==== Information shown ====

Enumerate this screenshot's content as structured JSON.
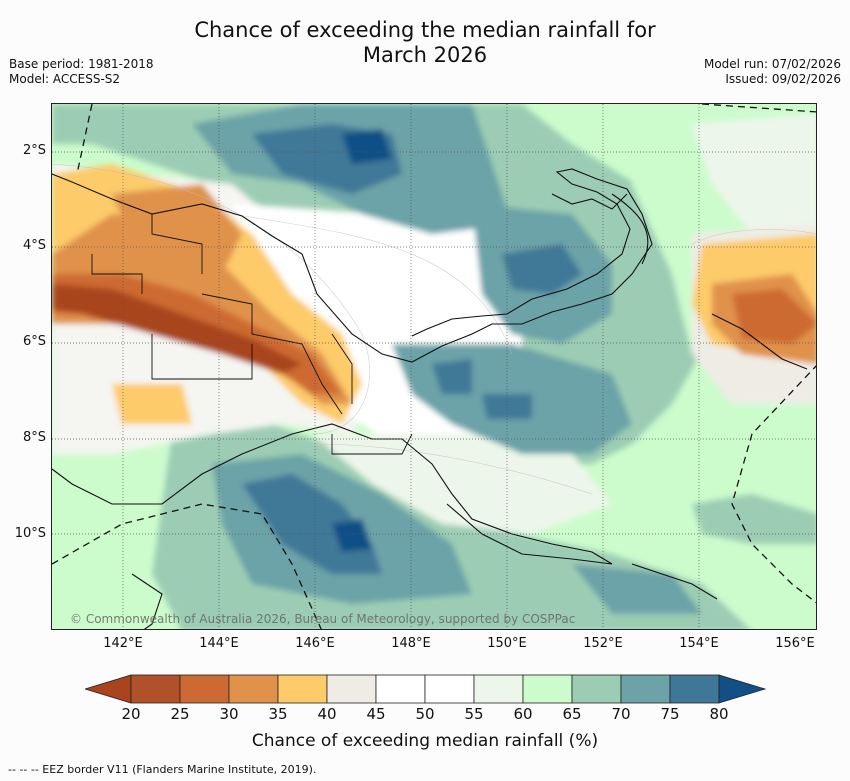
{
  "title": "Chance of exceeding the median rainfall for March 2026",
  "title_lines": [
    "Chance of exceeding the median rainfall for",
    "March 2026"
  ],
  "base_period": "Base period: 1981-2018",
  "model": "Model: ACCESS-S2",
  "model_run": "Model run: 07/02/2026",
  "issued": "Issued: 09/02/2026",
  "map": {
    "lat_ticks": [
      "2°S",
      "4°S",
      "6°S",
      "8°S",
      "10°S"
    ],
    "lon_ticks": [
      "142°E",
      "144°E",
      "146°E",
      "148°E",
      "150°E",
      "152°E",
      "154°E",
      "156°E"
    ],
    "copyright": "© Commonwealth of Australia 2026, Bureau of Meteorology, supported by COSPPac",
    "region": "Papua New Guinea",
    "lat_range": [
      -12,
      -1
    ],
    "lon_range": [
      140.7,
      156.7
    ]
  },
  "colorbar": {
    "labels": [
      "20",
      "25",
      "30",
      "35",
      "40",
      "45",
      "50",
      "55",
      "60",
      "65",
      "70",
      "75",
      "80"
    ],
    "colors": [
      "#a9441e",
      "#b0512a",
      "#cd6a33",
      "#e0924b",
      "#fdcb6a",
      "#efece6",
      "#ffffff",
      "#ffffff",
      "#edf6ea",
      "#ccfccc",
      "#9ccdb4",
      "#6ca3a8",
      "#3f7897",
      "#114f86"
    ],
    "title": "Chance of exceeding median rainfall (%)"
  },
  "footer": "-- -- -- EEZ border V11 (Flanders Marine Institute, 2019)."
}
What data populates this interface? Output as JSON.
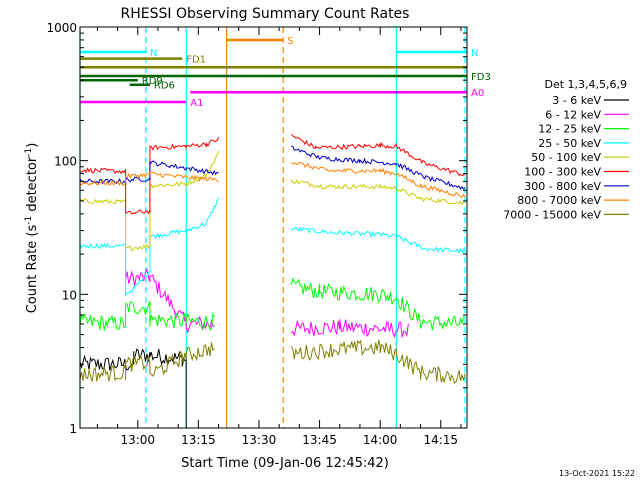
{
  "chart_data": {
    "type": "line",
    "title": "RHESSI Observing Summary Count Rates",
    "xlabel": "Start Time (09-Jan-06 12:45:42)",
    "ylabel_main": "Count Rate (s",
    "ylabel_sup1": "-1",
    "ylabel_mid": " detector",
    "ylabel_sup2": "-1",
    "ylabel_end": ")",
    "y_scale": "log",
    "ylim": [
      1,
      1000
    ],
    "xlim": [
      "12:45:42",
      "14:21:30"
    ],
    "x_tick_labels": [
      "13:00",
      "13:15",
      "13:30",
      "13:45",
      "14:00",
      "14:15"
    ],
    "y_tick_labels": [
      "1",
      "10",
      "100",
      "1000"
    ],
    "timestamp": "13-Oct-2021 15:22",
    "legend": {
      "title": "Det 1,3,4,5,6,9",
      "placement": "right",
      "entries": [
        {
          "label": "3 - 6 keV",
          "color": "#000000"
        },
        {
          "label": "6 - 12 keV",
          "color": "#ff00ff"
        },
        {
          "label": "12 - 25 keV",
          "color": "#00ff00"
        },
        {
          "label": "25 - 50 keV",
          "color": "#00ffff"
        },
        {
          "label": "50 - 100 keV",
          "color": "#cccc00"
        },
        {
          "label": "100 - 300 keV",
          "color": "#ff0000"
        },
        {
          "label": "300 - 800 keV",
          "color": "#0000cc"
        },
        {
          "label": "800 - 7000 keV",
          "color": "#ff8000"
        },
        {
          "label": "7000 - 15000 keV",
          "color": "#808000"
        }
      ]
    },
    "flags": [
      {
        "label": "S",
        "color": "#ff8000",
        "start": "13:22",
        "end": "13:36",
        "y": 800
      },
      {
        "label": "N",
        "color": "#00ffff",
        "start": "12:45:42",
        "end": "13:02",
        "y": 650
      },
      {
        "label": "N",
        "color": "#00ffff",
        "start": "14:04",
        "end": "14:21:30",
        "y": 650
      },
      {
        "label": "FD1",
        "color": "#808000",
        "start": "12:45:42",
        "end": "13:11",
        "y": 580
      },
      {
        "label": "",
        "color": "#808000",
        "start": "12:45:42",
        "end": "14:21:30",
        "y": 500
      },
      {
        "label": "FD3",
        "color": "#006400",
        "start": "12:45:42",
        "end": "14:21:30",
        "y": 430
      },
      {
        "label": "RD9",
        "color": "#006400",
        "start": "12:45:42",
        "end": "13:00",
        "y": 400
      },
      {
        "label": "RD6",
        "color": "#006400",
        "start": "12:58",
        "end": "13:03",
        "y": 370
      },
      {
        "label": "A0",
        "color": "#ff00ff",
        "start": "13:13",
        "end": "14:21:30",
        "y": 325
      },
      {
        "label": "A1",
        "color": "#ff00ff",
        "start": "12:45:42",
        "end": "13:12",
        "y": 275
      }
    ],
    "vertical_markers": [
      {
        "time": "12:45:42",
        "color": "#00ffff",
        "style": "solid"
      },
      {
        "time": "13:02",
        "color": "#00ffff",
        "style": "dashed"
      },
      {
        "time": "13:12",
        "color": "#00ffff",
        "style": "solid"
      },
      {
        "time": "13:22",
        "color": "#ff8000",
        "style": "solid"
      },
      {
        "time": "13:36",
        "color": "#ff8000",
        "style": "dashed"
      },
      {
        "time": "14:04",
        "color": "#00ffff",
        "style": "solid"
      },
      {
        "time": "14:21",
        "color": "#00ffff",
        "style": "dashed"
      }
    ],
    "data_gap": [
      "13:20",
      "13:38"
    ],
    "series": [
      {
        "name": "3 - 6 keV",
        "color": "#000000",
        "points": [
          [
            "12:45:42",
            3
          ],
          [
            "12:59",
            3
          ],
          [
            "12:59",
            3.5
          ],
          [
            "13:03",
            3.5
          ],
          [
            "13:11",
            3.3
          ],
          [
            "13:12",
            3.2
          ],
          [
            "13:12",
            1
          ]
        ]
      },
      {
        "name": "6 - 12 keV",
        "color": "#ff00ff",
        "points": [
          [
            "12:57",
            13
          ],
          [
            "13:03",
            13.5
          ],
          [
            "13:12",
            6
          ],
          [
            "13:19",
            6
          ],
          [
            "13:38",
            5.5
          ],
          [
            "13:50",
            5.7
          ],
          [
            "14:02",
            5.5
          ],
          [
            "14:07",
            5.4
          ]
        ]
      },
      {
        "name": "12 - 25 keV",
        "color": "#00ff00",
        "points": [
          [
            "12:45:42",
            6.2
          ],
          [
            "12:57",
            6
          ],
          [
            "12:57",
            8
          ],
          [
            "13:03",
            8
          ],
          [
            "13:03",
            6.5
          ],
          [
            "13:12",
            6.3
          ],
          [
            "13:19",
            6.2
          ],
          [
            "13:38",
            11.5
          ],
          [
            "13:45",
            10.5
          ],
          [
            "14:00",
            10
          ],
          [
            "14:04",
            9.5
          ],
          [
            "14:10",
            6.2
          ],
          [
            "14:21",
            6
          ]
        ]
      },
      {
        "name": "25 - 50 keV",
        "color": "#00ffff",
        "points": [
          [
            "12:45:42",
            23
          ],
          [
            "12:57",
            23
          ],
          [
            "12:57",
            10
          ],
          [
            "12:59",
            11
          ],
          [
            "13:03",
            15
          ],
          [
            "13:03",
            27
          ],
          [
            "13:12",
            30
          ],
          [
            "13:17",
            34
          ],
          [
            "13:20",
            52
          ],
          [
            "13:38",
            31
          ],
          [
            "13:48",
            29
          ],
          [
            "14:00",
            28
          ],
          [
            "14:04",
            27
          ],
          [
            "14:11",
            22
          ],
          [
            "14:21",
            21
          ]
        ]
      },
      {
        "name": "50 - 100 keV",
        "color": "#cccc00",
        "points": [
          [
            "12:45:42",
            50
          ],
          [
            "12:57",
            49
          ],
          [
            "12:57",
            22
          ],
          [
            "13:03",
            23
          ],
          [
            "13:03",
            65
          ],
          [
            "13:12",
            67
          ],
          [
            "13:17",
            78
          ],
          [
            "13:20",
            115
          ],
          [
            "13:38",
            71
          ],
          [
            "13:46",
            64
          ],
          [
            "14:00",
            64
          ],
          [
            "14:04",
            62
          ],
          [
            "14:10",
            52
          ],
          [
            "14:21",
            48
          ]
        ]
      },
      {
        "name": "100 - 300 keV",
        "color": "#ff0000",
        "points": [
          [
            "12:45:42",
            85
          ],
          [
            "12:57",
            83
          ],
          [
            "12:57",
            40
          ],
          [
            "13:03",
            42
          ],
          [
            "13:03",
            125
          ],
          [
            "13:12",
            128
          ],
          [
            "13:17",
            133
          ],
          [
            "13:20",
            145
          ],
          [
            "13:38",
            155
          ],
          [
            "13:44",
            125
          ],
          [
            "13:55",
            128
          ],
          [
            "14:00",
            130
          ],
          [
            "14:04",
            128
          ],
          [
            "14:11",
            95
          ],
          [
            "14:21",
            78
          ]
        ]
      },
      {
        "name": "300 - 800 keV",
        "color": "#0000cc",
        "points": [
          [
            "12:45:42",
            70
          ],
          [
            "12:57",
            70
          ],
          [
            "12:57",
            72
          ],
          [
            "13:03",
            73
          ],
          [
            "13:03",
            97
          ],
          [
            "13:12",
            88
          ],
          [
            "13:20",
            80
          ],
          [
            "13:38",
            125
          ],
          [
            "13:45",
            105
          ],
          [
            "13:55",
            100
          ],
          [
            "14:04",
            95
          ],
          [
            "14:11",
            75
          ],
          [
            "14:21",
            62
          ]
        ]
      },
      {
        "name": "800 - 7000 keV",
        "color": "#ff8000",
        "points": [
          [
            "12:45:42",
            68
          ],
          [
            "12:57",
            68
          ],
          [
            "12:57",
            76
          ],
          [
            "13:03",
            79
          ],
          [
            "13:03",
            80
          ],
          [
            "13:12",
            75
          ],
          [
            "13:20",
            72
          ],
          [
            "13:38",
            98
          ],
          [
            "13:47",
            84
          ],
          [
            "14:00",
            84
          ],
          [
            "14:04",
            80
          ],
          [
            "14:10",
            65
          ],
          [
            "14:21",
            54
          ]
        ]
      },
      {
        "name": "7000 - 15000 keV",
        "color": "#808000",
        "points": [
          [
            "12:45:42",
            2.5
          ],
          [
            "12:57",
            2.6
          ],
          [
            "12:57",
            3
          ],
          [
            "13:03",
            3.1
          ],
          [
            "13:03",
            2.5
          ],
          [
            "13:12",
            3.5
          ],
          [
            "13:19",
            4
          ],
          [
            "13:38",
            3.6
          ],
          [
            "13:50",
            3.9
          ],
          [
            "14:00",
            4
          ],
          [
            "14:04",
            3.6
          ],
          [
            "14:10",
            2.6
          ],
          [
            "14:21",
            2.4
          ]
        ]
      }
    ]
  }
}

====

▶ _Exercise description_
Say how many lines include the word "JSON"; reply with the number alone.

▶ _Answer to the exercise_
2